_Written instruction_
Note each line of the listing that contains the string "วเสร", and copy it.
((
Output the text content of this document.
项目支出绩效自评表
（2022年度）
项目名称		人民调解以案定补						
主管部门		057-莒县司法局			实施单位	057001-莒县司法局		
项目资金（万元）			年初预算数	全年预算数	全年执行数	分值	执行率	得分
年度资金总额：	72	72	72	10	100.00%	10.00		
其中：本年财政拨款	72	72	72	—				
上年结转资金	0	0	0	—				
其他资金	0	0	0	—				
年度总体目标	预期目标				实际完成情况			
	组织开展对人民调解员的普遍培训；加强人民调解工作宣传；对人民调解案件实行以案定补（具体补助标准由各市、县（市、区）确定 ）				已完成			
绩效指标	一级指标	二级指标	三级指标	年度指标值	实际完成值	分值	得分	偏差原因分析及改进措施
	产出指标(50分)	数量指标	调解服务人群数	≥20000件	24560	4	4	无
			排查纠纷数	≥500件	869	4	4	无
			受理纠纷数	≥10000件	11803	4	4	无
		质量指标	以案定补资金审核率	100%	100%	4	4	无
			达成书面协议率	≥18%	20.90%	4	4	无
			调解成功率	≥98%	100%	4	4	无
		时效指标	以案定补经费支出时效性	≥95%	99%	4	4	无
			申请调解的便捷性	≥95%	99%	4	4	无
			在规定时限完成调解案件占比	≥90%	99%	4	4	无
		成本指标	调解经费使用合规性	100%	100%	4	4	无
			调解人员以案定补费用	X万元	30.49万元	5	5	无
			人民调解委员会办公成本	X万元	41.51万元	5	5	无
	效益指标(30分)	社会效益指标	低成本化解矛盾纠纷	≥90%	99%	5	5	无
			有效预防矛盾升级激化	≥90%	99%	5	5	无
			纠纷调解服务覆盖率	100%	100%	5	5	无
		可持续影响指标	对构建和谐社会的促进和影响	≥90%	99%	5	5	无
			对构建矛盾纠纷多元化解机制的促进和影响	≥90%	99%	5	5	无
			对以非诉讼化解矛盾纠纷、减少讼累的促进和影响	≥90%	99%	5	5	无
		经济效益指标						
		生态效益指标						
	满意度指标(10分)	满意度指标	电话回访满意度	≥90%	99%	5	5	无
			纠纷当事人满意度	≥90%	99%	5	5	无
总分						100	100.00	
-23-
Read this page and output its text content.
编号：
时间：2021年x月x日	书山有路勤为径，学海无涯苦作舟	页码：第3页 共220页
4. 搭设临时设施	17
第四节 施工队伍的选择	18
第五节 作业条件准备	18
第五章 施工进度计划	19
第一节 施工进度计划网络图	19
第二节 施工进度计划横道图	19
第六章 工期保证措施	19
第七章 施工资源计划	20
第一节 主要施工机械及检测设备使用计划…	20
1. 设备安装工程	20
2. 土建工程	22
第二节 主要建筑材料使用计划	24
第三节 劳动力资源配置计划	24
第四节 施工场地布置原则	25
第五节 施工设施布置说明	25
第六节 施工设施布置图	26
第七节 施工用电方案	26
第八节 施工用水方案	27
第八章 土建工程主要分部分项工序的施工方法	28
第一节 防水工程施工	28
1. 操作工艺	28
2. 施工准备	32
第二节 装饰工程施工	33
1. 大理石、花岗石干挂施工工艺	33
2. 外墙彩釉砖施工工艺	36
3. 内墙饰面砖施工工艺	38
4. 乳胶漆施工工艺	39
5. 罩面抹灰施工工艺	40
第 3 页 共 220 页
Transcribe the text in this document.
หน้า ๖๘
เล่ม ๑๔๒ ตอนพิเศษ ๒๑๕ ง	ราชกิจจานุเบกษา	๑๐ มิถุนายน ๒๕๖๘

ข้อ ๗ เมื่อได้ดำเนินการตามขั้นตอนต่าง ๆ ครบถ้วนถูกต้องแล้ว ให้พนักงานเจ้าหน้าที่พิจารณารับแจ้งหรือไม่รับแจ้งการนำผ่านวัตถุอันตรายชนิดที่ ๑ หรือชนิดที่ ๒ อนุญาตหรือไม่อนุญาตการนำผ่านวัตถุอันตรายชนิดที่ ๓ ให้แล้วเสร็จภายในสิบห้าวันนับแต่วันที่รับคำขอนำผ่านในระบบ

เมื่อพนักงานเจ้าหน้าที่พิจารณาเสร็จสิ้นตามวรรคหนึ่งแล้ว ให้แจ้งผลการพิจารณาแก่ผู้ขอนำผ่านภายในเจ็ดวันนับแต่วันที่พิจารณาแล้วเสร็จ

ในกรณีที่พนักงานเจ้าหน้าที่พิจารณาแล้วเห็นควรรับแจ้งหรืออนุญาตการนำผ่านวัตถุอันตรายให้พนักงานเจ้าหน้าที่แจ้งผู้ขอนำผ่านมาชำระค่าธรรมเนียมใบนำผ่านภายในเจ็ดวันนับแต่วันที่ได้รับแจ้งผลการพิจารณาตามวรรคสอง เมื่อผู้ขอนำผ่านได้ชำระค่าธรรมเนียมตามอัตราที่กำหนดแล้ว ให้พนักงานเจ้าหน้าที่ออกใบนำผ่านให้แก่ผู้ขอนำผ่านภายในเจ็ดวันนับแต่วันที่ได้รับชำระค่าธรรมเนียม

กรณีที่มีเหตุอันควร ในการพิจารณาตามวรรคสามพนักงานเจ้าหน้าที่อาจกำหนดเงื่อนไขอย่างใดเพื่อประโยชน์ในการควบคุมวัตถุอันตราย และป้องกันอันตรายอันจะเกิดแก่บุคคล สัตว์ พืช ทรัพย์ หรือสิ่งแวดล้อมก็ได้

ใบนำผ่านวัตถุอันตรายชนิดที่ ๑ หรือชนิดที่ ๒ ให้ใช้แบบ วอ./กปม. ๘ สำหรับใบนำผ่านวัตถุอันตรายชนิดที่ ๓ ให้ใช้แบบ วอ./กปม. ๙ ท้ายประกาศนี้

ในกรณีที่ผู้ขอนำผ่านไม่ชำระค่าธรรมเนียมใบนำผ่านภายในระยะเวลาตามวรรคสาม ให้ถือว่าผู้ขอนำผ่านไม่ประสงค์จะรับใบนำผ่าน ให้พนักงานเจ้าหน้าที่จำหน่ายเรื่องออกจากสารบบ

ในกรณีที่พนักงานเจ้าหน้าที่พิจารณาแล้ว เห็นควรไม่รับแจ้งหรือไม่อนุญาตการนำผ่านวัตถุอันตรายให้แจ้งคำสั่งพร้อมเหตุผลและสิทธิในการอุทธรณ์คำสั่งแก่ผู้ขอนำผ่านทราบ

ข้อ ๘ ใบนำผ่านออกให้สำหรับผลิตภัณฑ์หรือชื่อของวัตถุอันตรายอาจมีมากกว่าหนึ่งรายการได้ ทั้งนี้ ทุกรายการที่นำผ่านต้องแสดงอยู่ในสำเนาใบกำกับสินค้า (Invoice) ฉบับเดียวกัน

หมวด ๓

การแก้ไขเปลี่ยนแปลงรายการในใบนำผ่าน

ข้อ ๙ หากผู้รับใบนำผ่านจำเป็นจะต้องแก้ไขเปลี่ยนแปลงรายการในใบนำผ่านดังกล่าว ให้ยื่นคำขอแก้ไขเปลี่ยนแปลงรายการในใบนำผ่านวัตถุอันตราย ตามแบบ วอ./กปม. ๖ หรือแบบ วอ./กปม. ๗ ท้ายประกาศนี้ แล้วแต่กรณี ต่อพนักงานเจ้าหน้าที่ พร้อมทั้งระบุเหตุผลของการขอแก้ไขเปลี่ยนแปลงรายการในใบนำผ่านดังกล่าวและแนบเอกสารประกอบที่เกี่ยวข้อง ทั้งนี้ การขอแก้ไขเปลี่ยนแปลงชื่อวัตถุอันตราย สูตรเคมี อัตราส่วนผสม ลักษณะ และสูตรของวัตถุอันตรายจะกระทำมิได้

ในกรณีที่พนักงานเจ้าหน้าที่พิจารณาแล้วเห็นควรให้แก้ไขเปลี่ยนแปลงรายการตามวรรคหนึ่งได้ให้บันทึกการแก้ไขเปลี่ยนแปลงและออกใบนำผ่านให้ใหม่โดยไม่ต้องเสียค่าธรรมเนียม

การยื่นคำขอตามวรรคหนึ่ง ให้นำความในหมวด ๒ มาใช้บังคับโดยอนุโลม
))
_Answer in full_
ข้อ ๗ เมื่อได้ดำเนินการตามขั้นตอนต่าง ๆ ครบถ้วนถูกต้องแล้ว ให้พนักงานเจ้าหน้าที่พิจารณารับแจ้งหรือไม่รับแจ้งการนำผ่านวัตถุอันตรายชนิดที่ ๑ หรือชนิดที่ ๒ อนุญาตหรือไม่อนุญาตการนำผ่านวัตถุอันตรายชนิดที่ ๓ ให้แล้วเสร็จภายในสิบห้าวันนับแต่วันที่รับคำขอนำผ่านในระบบ
เมื่อพนักงานเจ้าหน้าที่พิจารณาเสร็จสิ้นตามวรรคหนึ่งแล้ว ให้แจ้งผลการพิจารณาแก่ผู้ขอนำผ่านภายในเจ็ดวันนับแต่วันที่พิจารณาแล้วเสร็จ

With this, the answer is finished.